#### [Exercise prompt]
Copy out every line of the records below, character for character, with no changes.

■ ■ ■ ■ ■ ■ ■

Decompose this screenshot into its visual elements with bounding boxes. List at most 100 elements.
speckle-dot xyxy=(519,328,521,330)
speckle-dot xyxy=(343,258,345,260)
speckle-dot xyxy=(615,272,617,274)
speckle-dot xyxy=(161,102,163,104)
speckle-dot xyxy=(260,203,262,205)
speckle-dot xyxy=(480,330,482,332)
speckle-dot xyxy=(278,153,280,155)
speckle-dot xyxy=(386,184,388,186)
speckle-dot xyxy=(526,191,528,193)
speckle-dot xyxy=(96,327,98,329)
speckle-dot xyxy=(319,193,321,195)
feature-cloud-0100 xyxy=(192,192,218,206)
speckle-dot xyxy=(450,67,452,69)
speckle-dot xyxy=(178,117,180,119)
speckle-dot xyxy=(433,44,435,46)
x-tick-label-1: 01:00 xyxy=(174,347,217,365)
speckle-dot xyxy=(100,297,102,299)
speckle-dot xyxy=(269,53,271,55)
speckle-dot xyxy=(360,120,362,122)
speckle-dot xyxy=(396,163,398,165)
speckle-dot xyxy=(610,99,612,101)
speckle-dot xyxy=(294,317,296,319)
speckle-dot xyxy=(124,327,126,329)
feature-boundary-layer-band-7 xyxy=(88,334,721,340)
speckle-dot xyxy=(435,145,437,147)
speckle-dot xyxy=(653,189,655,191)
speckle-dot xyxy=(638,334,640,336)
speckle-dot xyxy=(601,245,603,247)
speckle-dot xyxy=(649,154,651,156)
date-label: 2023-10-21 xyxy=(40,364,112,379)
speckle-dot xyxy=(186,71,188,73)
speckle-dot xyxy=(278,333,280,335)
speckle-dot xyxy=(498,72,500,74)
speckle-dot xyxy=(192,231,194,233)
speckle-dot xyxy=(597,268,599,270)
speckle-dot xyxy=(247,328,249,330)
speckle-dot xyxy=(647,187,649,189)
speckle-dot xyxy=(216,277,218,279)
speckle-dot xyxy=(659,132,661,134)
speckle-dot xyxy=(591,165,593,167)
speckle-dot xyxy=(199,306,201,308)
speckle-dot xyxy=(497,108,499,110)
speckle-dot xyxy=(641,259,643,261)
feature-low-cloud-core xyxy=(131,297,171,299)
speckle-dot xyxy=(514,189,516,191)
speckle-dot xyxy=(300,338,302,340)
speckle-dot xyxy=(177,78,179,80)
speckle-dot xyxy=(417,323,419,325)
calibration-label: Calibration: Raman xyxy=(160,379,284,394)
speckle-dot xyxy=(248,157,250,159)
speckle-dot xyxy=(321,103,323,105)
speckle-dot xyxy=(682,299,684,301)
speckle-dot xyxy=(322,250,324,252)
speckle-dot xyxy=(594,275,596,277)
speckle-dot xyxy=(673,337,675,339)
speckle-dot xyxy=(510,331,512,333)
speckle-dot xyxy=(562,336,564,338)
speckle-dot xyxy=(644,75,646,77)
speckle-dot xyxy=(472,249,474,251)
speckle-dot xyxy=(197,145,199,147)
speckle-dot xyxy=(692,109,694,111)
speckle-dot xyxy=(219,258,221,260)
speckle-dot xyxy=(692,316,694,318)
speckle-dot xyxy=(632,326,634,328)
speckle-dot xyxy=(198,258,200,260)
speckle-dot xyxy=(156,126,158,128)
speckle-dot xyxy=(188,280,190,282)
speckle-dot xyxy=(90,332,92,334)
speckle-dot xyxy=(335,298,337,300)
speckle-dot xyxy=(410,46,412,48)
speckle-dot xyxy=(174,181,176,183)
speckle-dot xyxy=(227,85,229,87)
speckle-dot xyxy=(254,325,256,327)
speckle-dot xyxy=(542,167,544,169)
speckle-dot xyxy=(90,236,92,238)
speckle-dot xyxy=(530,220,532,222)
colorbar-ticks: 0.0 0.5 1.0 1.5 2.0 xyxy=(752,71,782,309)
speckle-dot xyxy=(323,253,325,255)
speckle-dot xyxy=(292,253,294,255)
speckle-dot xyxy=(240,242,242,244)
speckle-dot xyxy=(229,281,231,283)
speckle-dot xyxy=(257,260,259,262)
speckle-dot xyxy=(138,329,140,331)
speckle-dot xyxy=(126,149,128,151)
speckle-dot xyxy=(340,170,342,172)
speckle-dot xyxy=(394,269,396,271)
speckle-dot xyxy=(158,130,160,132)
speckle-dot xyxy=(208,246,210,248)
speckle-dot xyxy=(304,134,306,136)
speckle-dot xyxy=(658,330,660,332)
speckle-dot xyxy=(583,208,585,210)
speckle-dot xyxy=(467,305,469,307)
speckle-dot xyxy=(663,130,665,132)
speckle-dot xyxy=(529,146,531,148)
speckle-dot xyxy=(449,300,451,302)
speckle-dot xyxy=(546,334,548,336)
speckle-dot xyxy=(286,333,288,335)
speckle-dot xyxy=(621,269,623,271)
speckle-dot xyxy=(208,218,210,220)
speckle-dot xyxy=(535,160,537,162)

■ ■ ■ ■ ■ ■ ■

#### [The result]
Decompose this screenshot into its visual elements with bounding boxes. List at most 100 elements.
speckle-dot xyxy=(519,328,521,330)
speckle-dot xyxy=(343,258,345,260)
speckle-dot xyxy=(615,272,617,274)
speckle-dot xyxy=(161,102,163,104)
speckle-dot xyxy=(260,203,262,205)
speckle-dot xyxy=(480,330,482,332)
speckle-dot xyxy=(278,153,280,155)
speckle-dot xyxy=(386,184,388,186)
speckle-dot xyxy=(526,191,528,193)
speckle-dot xyxy=(96,327,98,329)
speckle-dot xyxy=(319,193,321,195)
feature-cloud-0100 xyxy=(192,192,218,206)
speckle-dot xyxy=(450,67,452,69)
speckle-dot xyxy=(178,117,180,119)
speckle-dot xyxy=(433,44,435,46)
x-tick-label-1: 01:00 xyxy=(174,347,217,365)
speckle-dot xyxy=(100,297,102,299)
speckle-dot xyxy=(269,53,271,55)
speckle-dot xyxy=(360,120,362,122)
speckle-dot xyxy=(396,163,398,165)
speckle-dot xyxy=(610,99,612,101)
speckle-dot xyxy=(294,317,296,319)
speckle-dot xyxy=(124,327,126,329)
feature-boundary-layer-band-7 xyxy=(88,334,721,340)
speckle-dot xyxy=(435,145,437,147)
speckle-dot xyxy=(653,189,655,191)
speckle-dot xyxy=(638,334,640,336)
speckle-dot xyxy=(601,245,603,247)
speckle-dot xyxy=(649,154,651,156)
date-label: 2023-10-21 xyxy=(40,364,112,379)
speckle-dot xyxy=(186,71,188,73)
speckle-dot xyxy=(278,333,280,335)
speckle-dot xyxy=(498,72,500,74)
speckle-dot xyxy=(192,231,194,233)
speckle-dot xyxy=(597,268,599,270)
speckle-dot xyxy=(247,328,249,330)
speckle-dot xyxy=(647,187,649,189)
speckle-dot xyxy=(216,277,218,279)
speckle-dot xyxy=(659,132,661,134)
speckle-dot xyxy=(591,165,593,167)
speckle-dot xyxy=(199,306,201,308)
speckle-dot xyxy=(497,108,499,110)
speckle-dot xyxy=(641,259,643,261)
feature-low-cloud-core xyxy=(131,297,171,299)
speckle-dot xyxy=(514,189,516,191)
speckle-dot xyxy=(300,338,302,340)
speckle-dot xyxy=(177,78,179,80)
speckle-dot xyxy=(417,323,419,325)
calibration-label: Calibration: Raman xyxy=(160,379,284,394)
speckle-dot xyxy=(248,157,250,159)
speckle-dot xyxy=(321,103,323,105)
speckle-dot xyxy=(682,299,684,301)
speckle-dot xyxy=(322,250,324,252)
speckle-dot xyxy=(594,275,596,277)
speckle-dot xyxy=(673,337,675,339)
speckle-dot xyxy=(510,331,512,333)
speckle-dot xyxy=(562,336,564,338)
speckle-dot xyxy=(644,75,646,77)
speckle-dot xyxy=(472,249,474,251)
speckle-dot xyxy=(197,145,199,147)
speckle-dot xyxy=(692,109,694,111)
speckle-dot xyxy=(219,258,221,260)
speckle-dot xyxy=(692,316,694,318)
speckle-dot xyxy=(632,326,634,328)
speckle-dot xyxy=(198,258,200,260)
speckle-dot xyxy=(156,126,158,128)
speckle-dot xyxy=(188,280,190,282)
speckle-dot xyxy=(90,332,92,334)
speckle-dot xyxy=(335,298,337,300)
speckle-dot xyxy=(410,46,412,48)
speckle-dot xyxy=(174,181,176,183)
speckle-dot xyxy=(227,85,229,87)
speckle-dot xyxy=(254,325,256,327)
speckle-dot xyxy=(542,167,544,169)
speckle-dot xyxy=(90,236,92,238)
speckle-dot xyxy=(530,220,532,222)
colorbar-ticks: 0.0 0.5 1.0 1.5 2.0 xyxy=(752,71,782,309)
speckle-dot xyxy=(323,253,325,255)
speckle-dot xyxy=(292,253,294,255)
speckle-dot xyxy=(240,242,242,244)
speckle-dot xyxy=(229,281,231,283)
speckle-dot xyxy=(257,260,259,262)
speckle-dot xyxy=(138,329,140,331)
speckle-dot xyxy=(126,149,128,151)
speckle-dot xyxy=(340,170,342,172)
speckle-dot xyxy=(394,269,396,271)
speckle-dot xyxy=(158,130,160,132)
speckle-dot xyxy=(208,246,210,248)
speckle-dot xyxy=(304,134,306,136)
speckle-dot xyxy=(658,330,660,332)
speckle-dot xyxy=(583,208,585,210)
speckle-dot xyxy=(467,305,469,307)
speckle-dot xyxy=(663,130,665,132)
speckle-dot xyxy=(529,146,531,148)
speckle-dot xyxy=(449,300,451,302)
speckle-dot xyxy=(546,334,548,336)
speckle-dot xyxy=(286,333,288,335)
speckle-dot xyxy=(621,269,623,271)
speckle-dot xyxy=(208,218,210,220)
speckle-dot xyxy=(535,160,537,162)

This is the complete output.